§ EXERCISE TASK
Skip the images. Copy the records exactly as written.

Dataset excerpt
-- START --

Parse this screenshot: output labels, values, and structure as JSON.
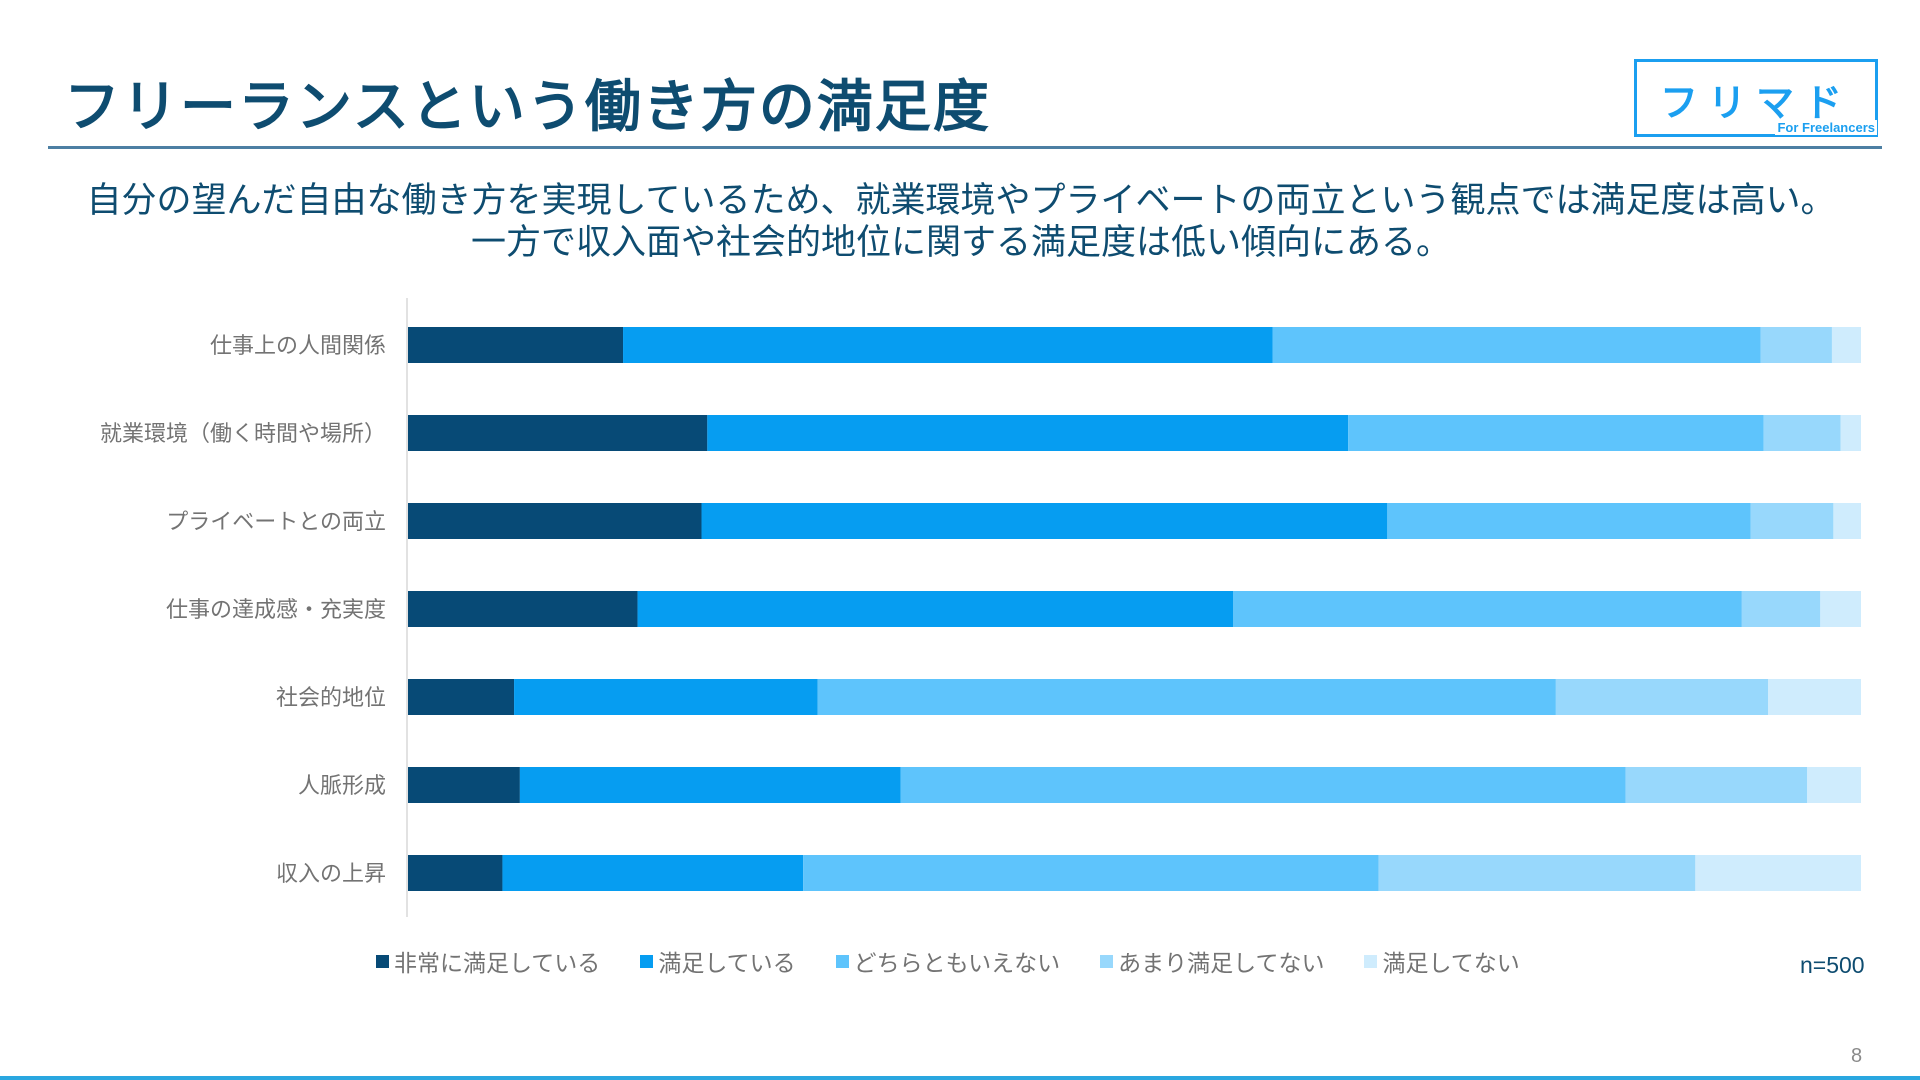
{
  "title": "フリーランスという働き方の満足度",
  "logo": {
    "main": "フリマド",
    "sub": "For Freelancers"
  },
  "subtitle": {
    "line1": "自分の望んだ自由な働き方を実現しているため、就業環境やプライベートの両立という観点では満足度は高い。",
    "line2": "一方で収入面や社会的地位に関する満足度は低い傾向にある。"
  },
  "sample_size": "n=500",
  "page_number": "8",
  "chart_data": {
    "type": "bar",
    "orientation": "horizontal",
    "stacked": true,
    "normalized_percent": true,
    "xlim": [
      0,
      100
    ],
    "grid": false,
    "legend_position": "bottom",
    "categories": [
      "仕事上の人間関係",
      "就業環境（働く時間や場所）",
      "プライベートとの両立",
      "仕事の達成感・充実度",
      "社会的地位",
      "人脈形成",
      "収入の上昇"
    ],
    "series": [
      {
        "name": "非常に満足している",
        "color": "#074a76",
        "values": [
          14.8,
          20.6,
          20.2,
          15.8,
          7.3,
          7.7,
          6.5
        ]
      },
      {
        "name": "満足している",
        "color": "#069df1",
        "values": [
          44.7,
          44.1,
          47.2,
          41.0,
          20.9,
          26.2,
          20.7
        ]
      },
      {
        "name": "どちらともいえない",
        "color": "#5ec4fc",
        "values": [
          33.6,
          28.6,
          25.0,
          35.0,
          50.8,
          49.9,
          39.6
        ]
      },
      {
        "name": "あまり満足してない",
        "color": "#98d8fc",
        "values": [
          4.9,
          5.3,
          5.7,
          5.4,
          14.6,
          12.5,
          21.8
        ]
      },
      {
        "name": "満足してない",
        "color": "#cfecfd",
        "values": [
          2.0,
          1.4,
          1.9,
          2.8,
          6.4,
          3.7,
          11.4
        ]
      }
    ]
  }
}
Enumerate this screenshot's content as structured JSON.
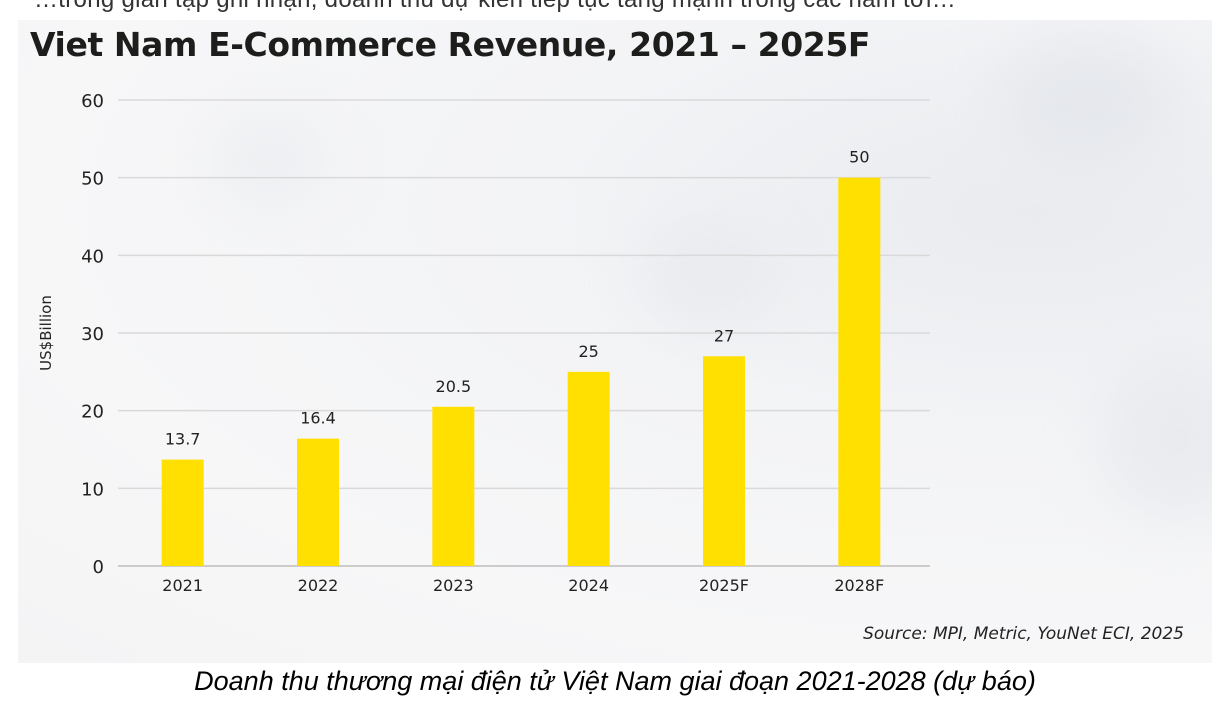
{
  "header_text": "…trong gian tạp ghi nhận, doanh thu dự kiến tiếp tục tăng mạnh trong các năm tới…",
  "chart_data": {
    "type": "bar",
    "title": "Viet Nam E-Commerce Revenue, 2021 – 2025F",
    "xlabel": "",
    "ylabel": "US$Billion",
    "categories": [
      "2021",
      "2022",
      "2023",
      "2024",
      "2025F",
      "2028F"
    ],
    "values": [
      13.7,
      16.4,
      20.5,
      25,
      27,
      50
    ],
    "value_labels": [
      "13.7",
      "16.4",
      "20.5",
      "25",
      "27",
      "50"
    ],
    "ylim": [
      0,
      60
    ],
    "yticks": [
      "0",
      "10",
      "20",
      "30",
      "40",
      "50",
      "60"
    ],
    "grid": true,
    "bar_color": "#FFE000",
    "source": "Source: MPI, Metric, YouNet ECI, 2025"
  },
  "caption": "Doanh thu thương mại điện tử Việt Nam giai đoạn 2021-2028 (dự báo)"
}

-- END --

§ COMPLETE ANSWER
Parse this screenshot: output labels, values, and structure as JSON.
{
  "title": "フリーランスという働き方の満足度",
  "logo": {
    "main": "フリマド",
    "sub": "For Freelancers"
  },
  "subtitle": {
    "line1": "自分の望んだ自由な働き方を実現しているため、就業環境やプライベートの両立という観点では満足度は高い。",
    "line2": "一方で収入面や社会的地位に関する満足度は低い傾向にある。"
  },
  "sample_size": "n=500",
  "page_number": "8",
  "chart_data": {
    "type": "bar",
    "orientation": "horizontal",
    "stacked": true,
    "normalized_percent": true,
    "xlim": [
      0,
      100
    ],
    "grid": false,
    "legend_position": "bottom",
    "categories": [
      "仕事上の人間関係",
      "就業環境（働く時間や場所）",
      "プライベートとの両立",
      "仕事の達成感・充実度",
      "社会的地位",
      "人脈形成",
      "収入の上昇"
    ],
    "series": [
      {
        "name": "非常に満足している",
        "color": "#074a76",
        "values": [
          14.8,
          20.6,
          20.2,
          15.8,
          7.3,
          7.7,
          6.5
        ]
      },
      {
        "name": "満足している",
        "color": "#069df1",
        "values": [
          44.7,
          44.1,
          47.2,
          41.0,
          20.9,
          26.2,
          20.7
        ]
      },
      {
        "name": "どちらともいえない",
        "color": "#5ec4fc",
        "values": [
          33.6,
          28.6,
          25.0,
          35.0,
          50.8,
          49.9,
          39.6
        ]
      },
      {
        "name": "あまり満足してない",
        "color": "#98d8fc",
        "values": [
          4.9,
          5.3,
          5.7,
          5.4,
          14.6,
          12.5,
          21.8
        ]
      },
      {
        "name": "満足してない",
        "color": "#cfecfd",
        "values": [
          2.0,
          1.4,
          1.9,
          2.8,
          6.4,
          3.7,
          11.4
        ]
      }
    ]
  }
}
Enumerate this screenshot's content as structured JSON.
{
  "header_text": "…trong gian tạp ghi nhận, doanh thu dự kiến tiếp tục tăng mạnh trong các năm tới…",
  "chart_data": {
    "type": "bar",
    "title": "Viet Nam E-Commerce Revenue, 2021 – 2025F",
    "xlabel": "",
    "ylabel": "US$Billion",
    "categories": [
      "2021",
      "2022",
      "2023",
      "2024",
      "2025F",
      "2028F"
    ],
    "values": [
      13.7,
      16.4,
      20.5,
      25,
      27,
      50
    ],
    "value_labels": [
      "13.7",
      "16.4",
      "20.5",
      "25",
      "27",
      "50"
    ],
    "ylim": [
      0,
      60
    ],
    "yticks": [
      "0",
      "10",
      "20",
      "30",
      "40",
      "50",
      "60"
    ],
    "grid": true,
    "bar_color": "#FFE000",
    "source": "Source: MPI, Metric, YouNet ECI, 2025"
  },
  "caption": "Doanh thu thương mại điện tử Việt Nam giai đoạn 2021-2028 (dự báo)"
}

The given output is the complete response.